Transcribe the listing that follows in full, omitting pictures.

::: Input data

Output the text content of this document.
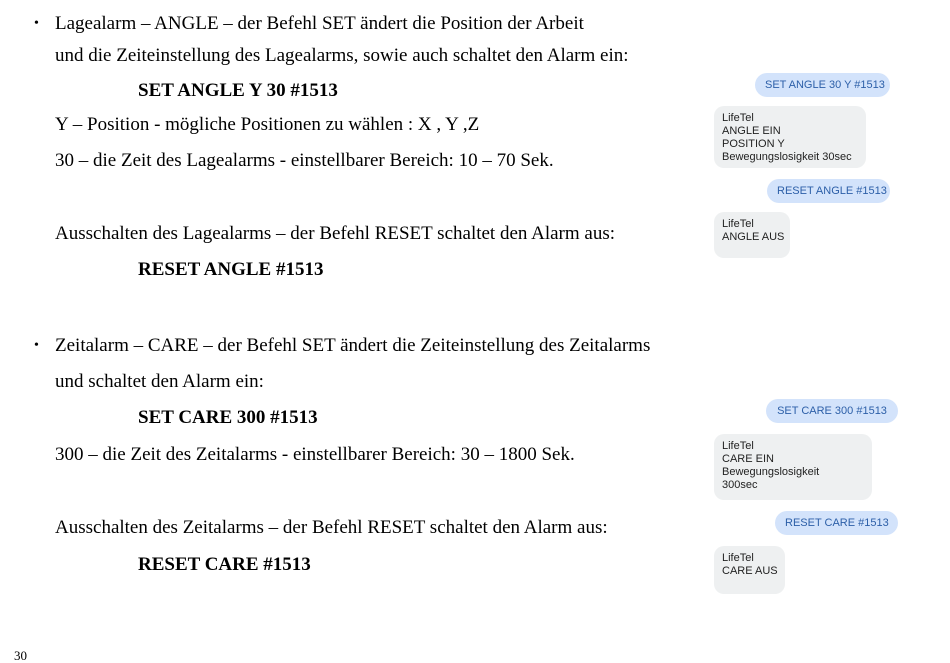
• Lagealarm – ANGLE – der Befehl SET ändert die Position der Arbeit
und die Zeiteinstellung des Lagealarms, sowie auch schaltet den Alarm ein:
SET ANGLE Y 30 #1513
Y – Position - mögliche Positionen zu wählen : X , Y ,Z
30 – die Zeit des Lagealarms - einstellbarer Bereich: 10 – 70 Sek.
Ausschalten des Lagealarms – der Befehl RESET schaltet den Alarm aus:
RESET ANGLE #1513
• Zeitalarm – CARE – der Befehl SET ändert die Zeiteinstellung des Zeitalarms
und schaltet den Alarm ein:
SET CARE 300 #1513
300 – die Zeit des Zeitalarms - einstellbarer Bereich: 30 – 1800 Sek.
Ausschalten des Zeitalarms – der Befehl RESET schaltet den Alarm aus:
RESET CARE #1513
SET ANGLE 30 Y #1513
LifeTel
ANGLE EIN
POSITION Y
Bewegungslosigkeit 30sec
RESET ANGLE #1513
LifeTel
ANGLE AUS
SET CARE 300 #1513
LifeTel
CARE EIN
Bewegungslosigkeit
300sec
RESET CARE #1513
LifeTel
CARE AUS
30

::::::

:: Answer to this problem ::
Output the text content of this document.
• Lagealarm – ANGLE – der Befehl SET ändert die Position der Arbeit
und die Zeiteinstellung des Lagealarms, sowie auch schaltet den Alarm ein:
SET ANGLE Y 30 #1513
Y – Position - mögliche Positionen zu wählen : X , Y ,Z
30 – die Zeit des Lagealarms - einstellbarer Bereich: 10 – 70 Sek.
Ausschalten des Lagealarms – der Befehl RESET schaltet den Alarm aus:
RESET ANGLE #1513
• Zeitalarm – CARE – der Befehl SET ändert die Zeiteinstellung des Zeitalarms
und schaltet den Alarm ein:
SET CARE 300 #1513
300 – die Zeit des Zeitalarms - einstellbarer Bereich: 30 – 1800 Sek.
Ausschalten des Zeitalarms – der Befehl RESET schaltet den Alarm aus:
RESET CARE #1513
SET ANGLE 30 Y #1513
LifeTel
ANGLE EIN
POSITION Y
Bewegungslosigkeit 30sec
RESET ANGLE #1513
LifeTel
ANGLE AUS
SET CARE 300 #1513
LifeTel
CARE EIN
Bewegungslosigkeit
300sec
RESET CARE #1513
LifeTel
CARE AUS
30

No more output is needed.